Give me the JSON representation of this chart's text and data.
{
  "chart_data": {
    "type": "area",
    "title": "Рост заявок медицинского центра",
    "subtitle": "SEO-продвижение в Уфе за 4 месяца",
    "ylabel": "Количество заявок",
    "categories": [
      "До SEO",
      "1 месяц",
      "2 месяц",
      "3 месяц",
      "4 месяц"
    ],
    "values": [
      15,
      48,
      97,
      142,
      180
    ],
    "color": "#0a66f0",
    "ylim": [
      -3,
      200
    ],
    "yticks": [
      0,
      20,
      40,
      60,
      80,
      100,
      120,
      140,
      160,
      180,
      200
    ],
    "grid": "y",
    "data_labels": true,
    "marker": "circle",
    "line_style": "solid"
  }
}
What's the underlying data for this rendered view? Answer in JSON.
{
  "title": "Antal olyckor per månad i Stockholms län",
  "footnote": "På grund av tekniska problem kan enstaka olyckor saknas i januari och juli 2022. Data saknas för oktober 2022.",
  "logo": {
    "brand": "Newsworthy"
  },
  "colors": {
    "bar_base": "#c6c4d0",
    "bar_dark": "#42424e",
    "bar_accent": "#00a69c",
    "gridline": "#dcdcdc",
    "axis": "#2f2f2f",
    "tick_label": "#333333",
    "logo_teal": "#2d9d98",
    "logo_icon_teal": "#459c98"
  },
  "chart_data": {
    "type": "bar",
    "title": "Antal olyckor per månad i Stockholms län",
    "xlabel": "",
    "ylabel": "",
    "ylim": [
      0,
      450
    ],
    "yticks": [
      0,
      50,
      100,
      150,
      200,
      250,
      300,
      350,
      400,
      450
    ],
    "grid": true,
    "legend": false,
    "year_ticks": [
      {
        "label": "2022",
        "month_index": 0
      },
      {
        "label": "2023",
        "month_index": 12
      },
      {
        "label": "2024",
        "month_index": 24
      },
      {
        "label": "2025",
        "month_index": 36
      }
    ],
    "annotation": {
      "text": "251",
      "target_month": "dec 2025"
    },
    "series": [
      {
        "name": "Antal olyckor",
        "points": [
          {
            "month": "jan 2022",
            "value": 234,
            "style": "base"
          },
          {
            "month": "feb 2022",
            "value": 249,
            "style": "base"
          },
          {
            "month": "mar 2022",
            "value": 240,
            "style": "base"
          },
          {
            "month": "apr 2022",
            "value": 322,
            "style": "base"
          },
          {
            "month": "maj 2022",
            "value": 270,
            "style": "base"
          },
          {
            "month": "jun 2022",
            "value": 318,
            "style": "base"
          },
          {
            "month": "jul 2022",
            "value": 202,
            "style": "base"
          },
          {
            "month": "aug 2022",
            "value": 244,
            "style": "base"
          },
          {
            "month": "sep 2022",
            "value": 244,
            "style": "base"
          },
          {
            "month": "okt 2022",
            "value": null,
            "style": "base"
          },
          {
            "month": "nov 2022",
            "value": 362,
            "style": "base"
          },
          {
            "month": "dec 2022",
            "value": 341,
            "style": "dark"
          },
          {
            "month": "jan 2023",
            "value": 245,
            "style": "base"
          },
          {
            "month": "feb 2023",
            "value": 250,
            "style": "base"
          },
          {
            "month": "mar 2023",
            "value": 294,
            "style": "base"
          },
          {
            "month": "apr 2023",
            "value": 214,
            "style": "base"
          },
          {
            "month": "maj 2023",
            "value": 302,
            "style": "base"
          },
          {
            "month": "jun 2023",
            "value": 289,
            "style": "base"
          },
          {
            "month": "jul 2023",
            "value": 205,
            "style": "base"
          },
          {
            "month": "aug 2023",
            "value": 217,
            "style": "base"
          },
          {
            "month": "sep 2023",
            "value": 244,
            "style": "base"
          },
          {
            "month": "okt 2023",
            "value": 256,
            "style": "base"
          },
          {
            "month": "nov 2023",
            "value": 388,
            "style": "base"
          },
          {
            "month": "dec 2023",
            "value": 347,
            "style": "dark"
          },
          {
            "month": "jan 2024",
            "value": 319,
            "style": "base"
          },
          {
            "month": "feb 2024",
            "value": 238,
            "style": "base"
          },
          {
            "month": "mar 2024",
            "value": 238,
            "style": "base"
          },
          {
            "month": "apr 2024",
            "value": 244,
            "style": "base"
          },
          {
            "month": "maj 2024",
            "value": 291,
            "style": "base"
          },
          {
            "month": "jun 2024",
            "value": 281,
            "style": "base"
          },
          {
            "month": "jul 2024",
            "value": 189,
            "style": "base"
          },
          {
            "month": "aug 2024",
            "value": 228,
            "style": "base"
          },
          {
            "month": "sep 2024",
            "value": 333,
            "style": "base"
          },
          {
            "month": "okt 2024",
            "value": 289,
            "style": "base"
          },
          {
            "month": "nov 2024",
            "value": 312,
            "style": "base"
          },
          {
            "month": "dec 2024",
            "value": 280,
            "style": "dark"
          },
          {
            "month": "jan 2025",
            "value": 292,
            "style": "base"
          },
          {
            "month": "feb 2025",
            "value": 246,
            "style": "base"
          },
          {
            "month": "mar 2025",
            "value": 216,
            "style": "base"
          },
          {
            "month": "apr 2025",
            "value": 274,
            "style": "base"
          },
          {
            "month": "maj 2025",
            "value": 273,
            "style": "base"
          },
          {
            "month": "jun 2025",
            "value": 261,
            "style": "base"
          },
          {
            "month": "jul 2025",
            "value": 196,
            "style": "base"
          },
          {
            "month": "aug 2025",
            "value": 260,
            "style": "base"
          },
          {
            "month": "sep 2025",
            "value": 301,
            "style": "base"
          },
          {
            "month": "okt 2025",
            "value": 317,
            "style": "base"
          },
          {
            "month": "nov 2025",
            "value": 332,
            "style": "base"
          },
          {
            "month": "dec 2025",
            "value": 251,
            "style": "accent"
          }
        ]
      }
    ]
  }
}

Required task
Write the material out again word for word.

Finished task
Give me the JSON representation of this chart's text and data.
{
  "chart_data": {
    "type": "area",
    "title": "Рост заявок медицинского центра",
    "subtitle": "SEO-продвижение в Уфе за 4 месяца",
    "ylabel": "Количество заявок",
    "categories": [
      "До SEO",
      "1 месяц",
      "2 месяц",
      "3 месяц",
      "4 месяц"
    ],
    "values": [
      15,
      48,
      97,
      142,
      180
    ],
    "color": "#0a66f0",
    "ylim": [
      -3,
      200
    ],
    "yticks": [
      0,
      20,
      40,
      60,
      80,
      100,
      120,
      140,
      160,
      180,
      200
    ],
    "grid": "y",
    "data_labels": true,
    "marker": "circle",
    "line_style": "solid"
  }
}
What's the underlying data for this rendered view? Answer in JSON.
{
  "title": "Antal olyckor per månad i Stockholms län",
  "footnote": "På grund av tekniska problem kan enstaka olyckor saknas i januari och juli 2022. Data saknas för oktober 2022.",
  "logo": {
    "brand": "Newsworthy"
  },
  "colors": {
    "bar_base": "#c6c4d0",
    "bar_dark": "#42424e",
    "bar_accent": "#00a69c",
    "gridline": "#dcdcdc",
    "axis": "#2f2f2f",
    "tick_label": "#333333",
    "logo_teal": "#2d9d98",
    "logo_icon_teal": "#459c98"
  },
  "chart_data": {
    "type": "bar",
    "title": "Antal olyckor per månad i Stockholms län",
    "xlabel": "",
    "ylabel": "",
    "ylim": [
      0,
      450
    ],
    "yticks": [
      0,
      50,
      100,
      150,
      200,
      250,
      300,
      350,
      400,
      450
    ],
    "grid": true,
    "legend": false,
    "year_ticks": [
      {
        "label": "2022",
        "month_index": 0
      },
      {
        "label": "2023",
        "month_index": 12
      },
      {
        "label": "2024",
        "month_index": 24
      },
      {
        "label": "2025",
        "month_index": 36
      }
    ],
    "annotation": {
      "text": "251",
      "target_month": "dec 2025"
    },
    "series": [
      {
        "name": "Antal olyckor",
        "points": [
          {
            "month": "jan 2022",
            "value": 234,
            "style": "base"
          },
          {
            "month": "feb 2022",
            "value": 249,
            "style": "base"
          },
          {
            "month": "mar 2022",
            "value": 240,
            "style": "base"
          },
          {
            "month": "apr 2022",
            "value": 322,
            "style": "base"
          },
          {
            "month": "maj 2022",
            "value": 270,
            "style": "base"
          },
          {
            "month": "jun 2022",
            "value": 318,
            "style": "base"
          },
          {
            "month": "jul 2022",
            "value": 202,
            "style": "base"
          },
          {
            "month": "aug 2022",
            "value": 244,
            "style": "base"
          },
          {
            "month": "sep 2022",
            "value": 244,
            "style": "base"
          },
          {
            "month": "okt 2022",
            "value": null,
            "style": "base"
          },
          {
            "month": "nov 2022",
            "value": 362,
            "style": "base"
          },
          {
            "month": "dec 2022",
            "value": 341,
            "style": "dark"
          },
          {
            "month": "jan 2023",
            "value": 245,
            "style": "base"
          },
          {
            "month": "feb 2023",
            "value": 250,
            "style": "base"
          },
          {
            "month": "mar 2023",
            "value": 294,
            "style": "base"
          },
          {
            "month": "apr 2023",
            "value": 214,
            "style": "base"
          },
          {
            "month": "maj 2023",
            "value": 302,
            "style": "base"
          },
          {
            "month": "jun 2023",
            "value": 289,
            "style": "base"
          },
          {
            "month": "jul 2023",
            "value": 205,
            "style": "base"
          },
          {
            "month": "aug 2023",
            "value": 217,
            "style": "base"
          },
          {
            "month": "sep 2023",
            "value": 244,
            "style": "base"
          },
          {
            "month": "okt 2023",
            "value": 256,
            "style": "base"
          },
          {
            "month": "nov 2023",
            "value": 388,
            "style": "base"
          },
          {
            "month": "dec 2023",
            "value": 347,
            "style": "dark"
          },
          {
            "month": "jan 2024",
            "value": 319,
            "style": "base"
          },
          {
            "month": "feb 2024",
            "value": 238,
            "style": "base"
          },
          {
            "month": "mar 2024",
            "value": 238,
            "style": "base"
          },
          {
            "month": "apr 2024",
            "value": 244,
            "style": "base"
          },
          {
            "month": "maj 2024",
            "value": 291,
            "style": "base"
          },
          {
            "month": "jun 2024",
            "value": 281,
            "style": "base"
          },
          {
            "month": "jul 2024",
            "value": 189,
            "style": "base"
          },
          {
            "month": "aug 2024",
            "value": 228,
            "style": "base"
          },
          {
            "month": "sep 2024",
            "value": 333,
            "style": "base"
          },
          {
            "month": "okt 2024",
            "value": 289,
            "style": "base"
          },
          {
            "month": "nov 2024",
            "value": 312,
            "style": "base"
          },
          {
            "month": "dec 2024",
            "value": 280,
            "style": "dark"
          },
          {
            "month": "jan 2025",
            "value": 292,
            "style": "base"
          },
          {
            "month": "feb 2025",
            "value": 246,
            "style": "base"
          },
          {
            "month": "mar 2025",
            "value": 216,
            "style": "base"
          },
          {
            "month": "apr 2025",
            "value": 274,
            "style": "base"
          },
          {
            "month": "maj 2025",
            "value": 273,
            "style": "base"
          },
          {
            "month": "jun 2025",
            "value": 261,
            "style": "base"
          },
          {
            "month": "jul 2025",
            "value": 196,
            "style": "base"
          },
          {
            "month": "aug 2025",
            "value": 260,
            "style": "base"
          },
          {
            "month": "sep 2025",
            "value": 301,
            "style": "base"
          },
          {
            "month": "okt 2025",
            "value": 317,
            "style": "base"
          },
          {
            "month": "nov 2025",
            "value": 332,
            "style": "base"
          },
          {
            "month": "dec 2025",
            "value": 251,
            "style": "accent"
          }
        ]
      }
    ]
  }
}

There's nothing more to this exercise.